— start of Record set —

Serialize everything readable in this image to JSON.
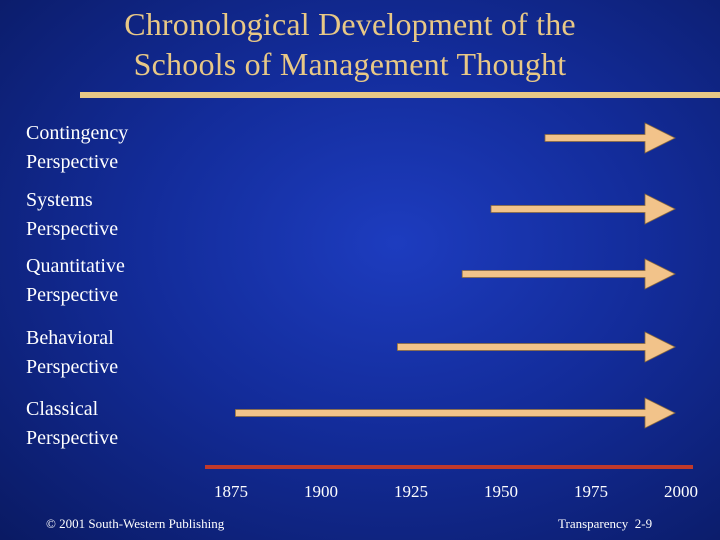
{
  "title": {
    "line1": "Chronological Development of the",
    "line2": "Schools of Management Thought"
  },
  "colors": {
    "arrow": "#f2c38a",
    "arrow_outline": "#8a6a3e",
    "title_text": "#e8c886",
    "timeline_axis": "#c0392b"
  },
  "chart_data": {
    "type": "timeline",
    "axis_ticks": [
      "1875",
      "1900",
      "1925",
      "1950",
      "1975",
      "2000"
    ],
    "xlim": [
      1875,
      2000
    ],
    "perspectives": [
      {
        "line1": "Contingency",
        "line2": "Perspective",
        "start": 1965,
        "end": 2000
      },
      {
        "line1": "Systems",
        "line2": "Perspective",
        "start": 1950,
        "end": 2000
      },
      {
        "line1": "Quantitative",
        "line2": "Perspective",
        "start": 1942,
        "end": 2000
      },
      {
        "line1": "Behavioral",
        "line2": "Perspective",
        "start": 1924,
        "end": 2000
      },
      {
        "line1": "Classical",
        "line2": "Perspective",
        "start": 1879,
        "end": 2000
      }
    ]
  },
  "footer": {
    "copyright": "© 2001 South-Western Publishing",
    "transparency": "Transparency  2-9"
  }
}
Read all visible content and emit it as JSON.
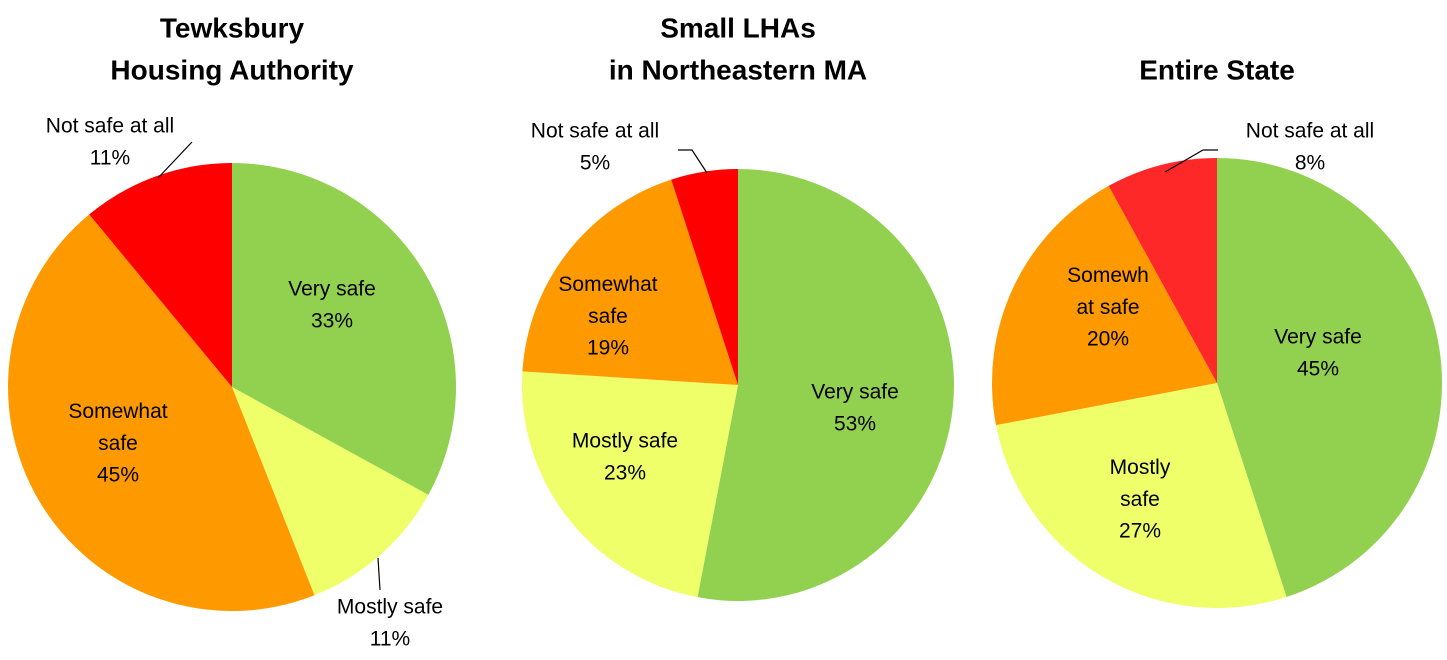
{
  "chart_data": [
    {
      "type": "pie",
      "title": [
        "Tewksbury",
        "Housing Authority"
      ],
      "categories": [
        "Very safe",
        "Mostly safe",
        "Somewhat safe",
        "Not safe at all"
      ],
      "values": [
        33,
        11,
        45,
        11
      ],
      "value_labels": [
        "33%",
        "11%",
        "45%",
        "11%"
      ],
      "colors": [
        "#92d050",
        "#eeff6a",
        "#ff9900",
        "#ff0000"
      ]
    },
    {
      "type": "pie",
      "title": [
        "Small LHAs",
        "in Northeastern MA"
      ],
      "categories": [
        "Very safe",
        "Mostly safe",
        "Somewhat safe",
        "Not safe at all"
      ],
      "values": [
        53,
        23,
        19,
        5
      ],
      "value_labels": [
        "53%",
        "23%",
        "19%",
        "5%"
      ],
      "colors": [
        "#92d050",
        "#eeff6a",
        "#ff9900",
        "#ff0000"
      ]
    },
    {
      "type": "pie",
      "title": [
        "Entire State"
      ],
      "categories": [
        "Very safe",
        "Mostly safe",
        "Somewhat safe",
        "Not safe at all"
      ],
      "values": [
        45,
        27,
        20,
        8
      ],
      "value_labels": [
        "45%",
        "27%",
        "20%",
        "8%"
      ],
      "colors": [
        "#92d050",
        "#eeff6a",
        "#ff9900",
        "#ff2828"
      ]
    }
  ]
}
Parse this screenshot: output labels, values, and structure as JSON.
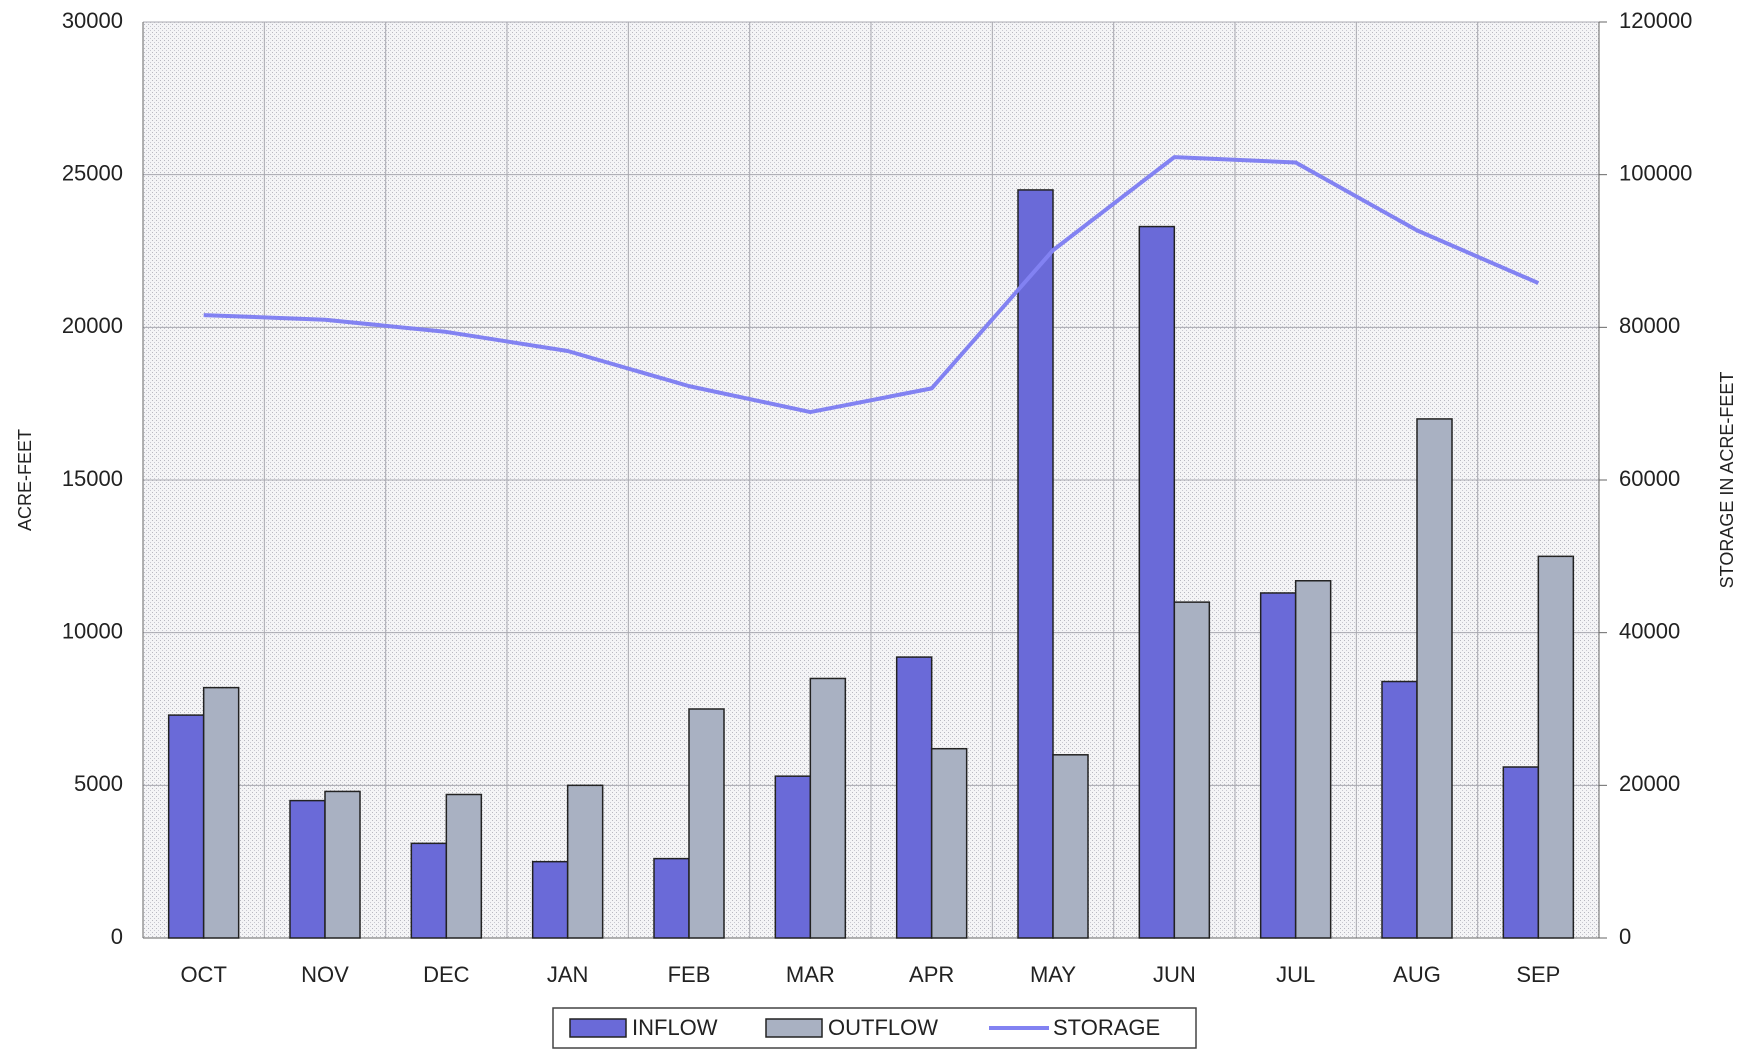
{
  "chart_data": {
    "type": "bar",
    "y_label": "ACRE-FEET",
    "y2_label": "STORAGE IN ACRE-FEET",
    "categories": [
      "OCT",
      "NOV",
      "DEC",
      "JAN",
      "FEB",
      "MAR",
      "APR",
      "MAY",
      "JUN",
      "JUL",
      "AUG",
      "SEP"
    ],
    "series": [
      {
        "name": "INFLOW",
        "type": "bar",
        "color": "#6a6ad8",
        "values": [
          7300,
          4500,
          3100,
          2500,
          2600,
          5300,
          9200,
          24500,
          23300,
          11300,
          8400,
          5600
        ]
      },
      {
        "name": "OUTFLOW",
        "type": "bar",
        "color": "#a9b1c2",
        "values": [
          8200,
          4800,
          4700,
          5000,
          7500,
          8500,
          6200,
          6000,
          11000,
          11700,
          17000,
          12500
        ]
      },
      {
        "name": "STORAGE",
        "type": "line",
        "axis": "y2",
        "color": "#8282f2",
        "values": [
          81600,
          81000,
          79400,
          76900,
          72300,
          68900,
          72000,
          90100,
          102300,
          101600,
          92700,
          85800
        ]
      }
    ],
    "ylim": [
      0,
      30000
    ],
    "yticks": [
      0,
      5000,
      10000,
      15000,
      20000,
      25000,
      30000
    ],
    "y2lim": [
      0,
      120000
    ],
    "y2ticks": [
      0,
      20000,
      40000,
      60000,
      80000,
      100000,
      120000
    ],
    "grid": true,
    "legend": "bottom"
  }
}
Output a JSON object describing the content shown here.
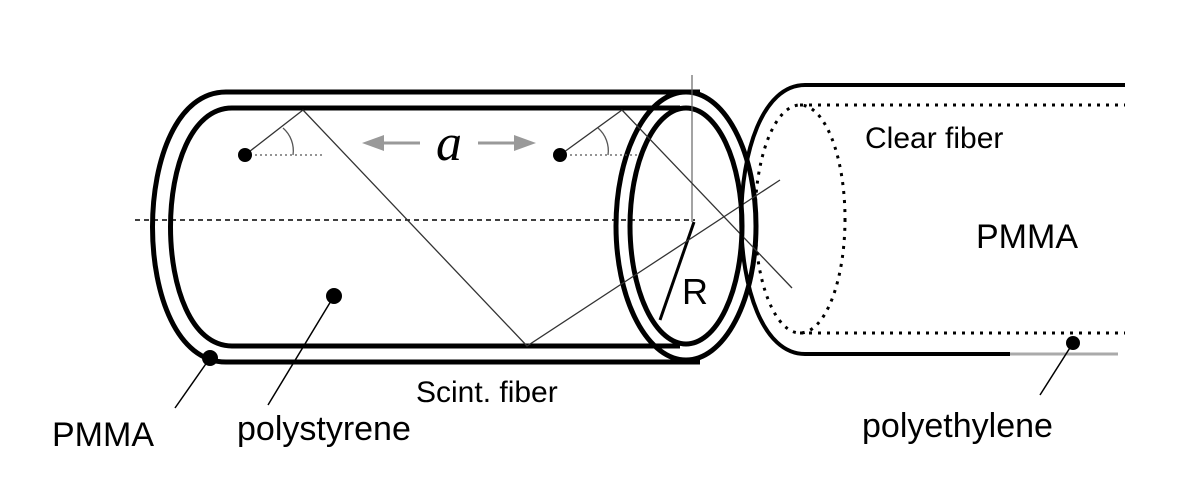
{
  "labels": {
    "spacing": "a",
    "radius": "R",
    "scint_fiber": "Scint. fiber",
    "clear_fiber": "Clear fiber",
    "clear_core": "PMMA",
    "scint_cladding": "PMMA",
    "scint_core": "polystyrene",
    "clear_jacket": "polyethylene"
  },
  "colors": {
    "line": "#000000",
    "arrow": "#999999",
    "thin_line": "#666666"
  }
}
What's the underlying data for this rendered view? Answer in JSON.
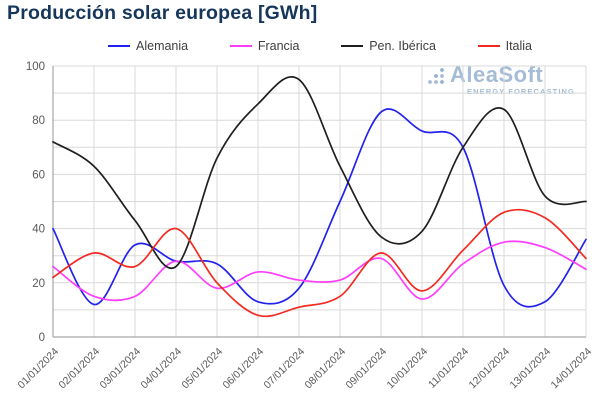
{
  "title": "Producción solar europea [GWh]",
  "watermark": {
    "brand": "AleaSoft",
    "tagline": "ENERGY FORECASTING"
  },
  "colors": {
    "title": "#16365c",
    "axis_text": "#595959",
    "grid": "#d9d9d9",
    "axis_line": "#a6a6a6",
    "watermark": "#6f94bd",
    "alemania": "#2222ef",
    "francia": "#ff3dfd",
    "pen_iberica": "#1f1f1f",
    "italia": "#f22b20"
  },
  "chart_data": {
    "type": "line",
    "title": "Producción solar europea [GWh]",
    "xlabel": "",
    "ylabel": "",
    "x": [
      "01/01/2024",
      "02/01/2024",
      "03/01/2024",
      "04/01/2024",
      "05/01/2024",
      "06/01/2024",
      "07/01/2024",
      "08/01/2024",
      "09/01/2024",
      "10/01/2024",
      "11/01/2024",
      "12/01/2024",
      "13/01/2024",
      "14/01/2024"
    ],
    "series": [
      {
        "name": "Alemania",
        "color": "#2222ef",
        "values": [
          40,
          12,
          34,
          28,
          27,
          13,
          18,
          50,
          83,
          76,
          70,
          19,
          13,
          36
        ]
      },
      {
        "name": "Francia",
        "color": "#ff3dfd",
        "values": [
          26,
          15,
          15,
          28,
          18,
          24,
          21,
          21,
          29,
          14,
          27,
          35,
          33,
          25
        ]
      },
      {
        "name": "Pen. Ibérica",
        "color": "#1f1f1f",
        "values": [
          72,
          63,
          43,
          26,
          66,
          86,
          95,
          63,
          37,
          39,
          70,
          84,
          52,
          50
        ]
      },
      {
        "name": "Italia",
        "color": "#f22b20",
        "values": [
          22,
          31,
          26,
          40,
          20,
          8,
          11,
          15,
          31,
          17,
          32,
          46,
          44,
          29
        ]
      }
    ],
    "ylim": [
      0,
      100
    ],
    "y_major_ticks": [
      0,
      20,
      40,
      60,
      80,
      100
    ],
    "y_minor_step": 10,
    "grid": true,
    "legend_position": "top",
    "x_tick_rotation": -45
  }
}
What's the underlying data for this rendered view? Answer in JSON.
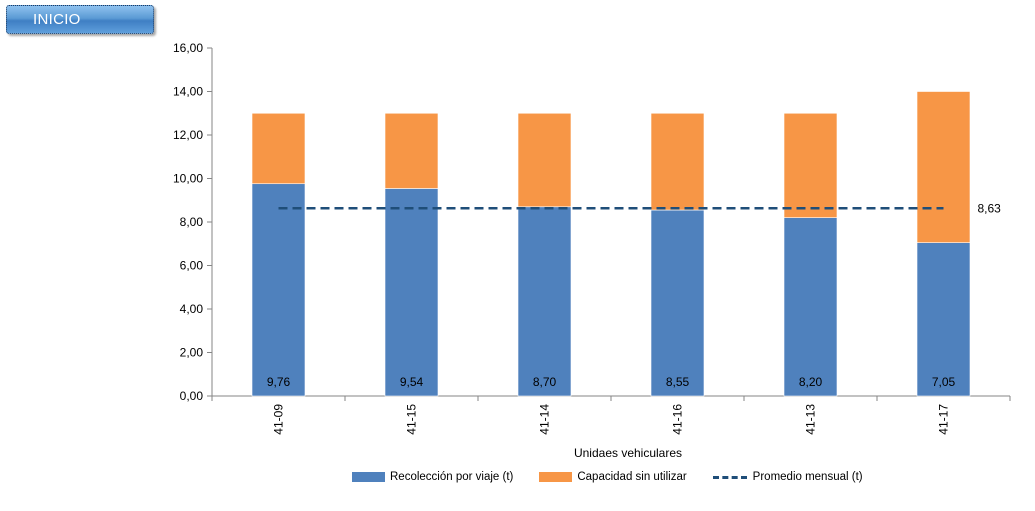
{
  "button": {
    "label": "INICIO"
  },
  "chart_data": {
    "type": "bar",
    "stacked": true,
    "categories": [
      "41-09",
      "41-15",
      "41-14",
      "41-16",
      "41-13",
      "41-17"
    ],
    "series": [
      {
        "name": "Recolección por viaje (t)",
        "values": [
          9.76,
          9.54,
          8.7,
          8.55,
          8.2,
          7.05
        ],
        "color": "#4f81bd",
        "labels": [
          "9,76",
          "9,54",
          "8,70",
          "8,55",
          "8,20",
          "7,05"
        ]
      },
      {
        "name": "Capacidad sin utilizar",
        "values": [
          3.24,
          3.46,
          4.3,
          4.45,
          4.8,
          6.95
        ],
        "color": "#f79646"
      }
    ],
    "line": {
      "name": "Promedio mensual (t)",
      "value": 8.63,
      "label": "8,63",
      "color": "#1f4e79"
    },
    "yticks": [
      "0,00",
      "2,00",
      "4,00",
      "6,00",
      "8,00",
      "10,00",
      "12,00",
      "14,00",
      "16,00"
    ],
    "ylim": [
      0,
      16
    ],
    "xlabel": "Unidaes vehiculares",
    "ylabel": "",
    "title": "",
    "grid": false,
    "legend_position": "bottom"
  }
}
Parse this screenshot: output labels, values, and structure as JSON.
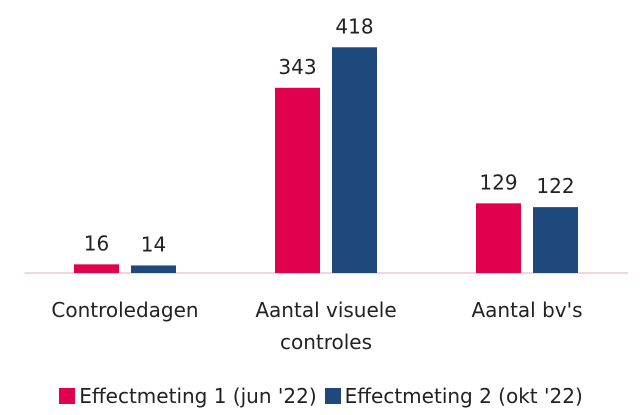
{
  "chart_data": {
    "type": "bar",
    "categories": [
      "Controledagen",
      "Aantal visuele controles",
      "Aantal bv's"
    ],
    "series": [
      {
        "name": "Effectmeting 1 (jun '22)",
        "color": "#e0004d",
        "values": [
          16,
          343,
          129
        ]
      },
      {
        "name": "Effectmeting 2 (okt '22)",
        "color": "#1f497d",
        "values": [
          14,
          418,
          122
        ]
      }
    ],
    "ylim": [
      0,
      500
    ],
    "legend": "bottom"
  }
}
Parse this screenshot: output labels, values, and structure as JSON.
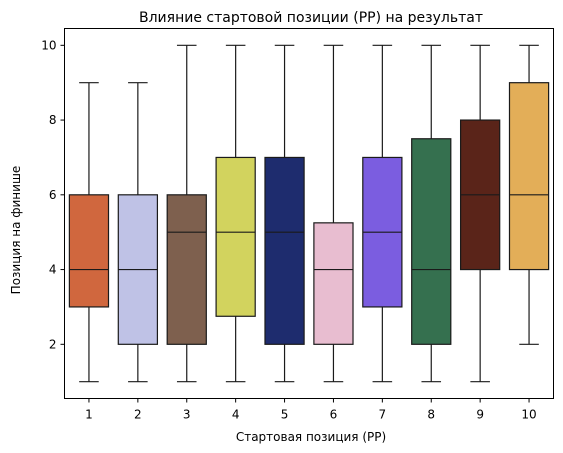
{
  "chart_data": {
    "type": "box",
    "title": "Влияние стартовой позиции (PP) на результат",
    "xlabel": "Стартовая позиция (PP)",
    "ylabel": "Позиция на финише",
    "categories": [
      "1",
      "2",
      "3",
      "4",
      "5",
      "6",
      "7",
      "8",
      "9",
      "10"
    ],
    "boxes": [
      {
        "category": "1",
        "whisker_low": 1,
        "q1": 3,
        "median": 4,
        "q3": 6,
        "whisker_high": 9,
        "color": "#D0673E"
      },
      {
        "category": "2",
        "whisker_low": 1,
        "q1": 2,
        "median": 4,
        "q3": 6,
        "whisker_high": 9,
        "color": "#BFC2E6"
      },
      {
        "category": "3",
        "whisker_low": 1,
        "q1": 2,
        "median": 5,
        "q3": 6,
        "whisker_high": 10,
        "color": "#7E604E"
      },
      {
        "category": "4",
        "whisker_low": 1,
        "q1": 2.75,
        "median": 5,
        "q3": 7,
        "whisker_high": 10,
        "color": "#D2D35E"
      },
      {
        "category": "5",
        "whisker_low": 1,
        "q1": 2,
        "median": 5,
        "q3": 7,
        "whisker_high": 10,
        "color": "#1E2C6E"
      },
      {
        "category": "6",
        "whisker_low": 1,
        "q1": 2,
        "median": 4,
        "q3": 5.25,
        "whisker_high": 10,
        "color": "#E8BDD0"
      },
      {
        "category": "7",
        "whisker_low": 1,
        "q1": 3,
        "median": 5,
        "q3": 7,
        "whisker_high": 10,
        "color": "#7B5DE0"
      },
      {
        "category": "8",
        "whisker_low": 1,
        "q1": 2,
        "median": 4,
        "q3": 7.5,
        "whisker_high": 10,
        "color": "#35704F"
      },
      {
        "category": "9",
        "whisker_low": 1,
        "q1": 4,
        "median": 6,
        "q3": 8,
        "whisker_high": 10,
        "color": "#5A2419"
      },
      {
        "category": "10",
        "whisker_low": 2,
        "q1": 4,
        "median": 6,
        "q3": 9,
        "whisker_high": 10,
        "color": "#E3AE58"
      }
    ],
    "ylim": [
      0.55,
      10.45
    ],
    "yticks": [
      2,
      4,
      6,
      8,
      10
    ],
    "grid": false,
    "legend": "none"
  }
}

— end of Record set —

▶ Instruction:
Filter the records above for "xlabel" and copy every matching line.

▶ Finished task:
    "xlabel": "",
    "xlabel": "Unidaes vehiculares",
    "xlabel": "Стартовая позиция (PP)",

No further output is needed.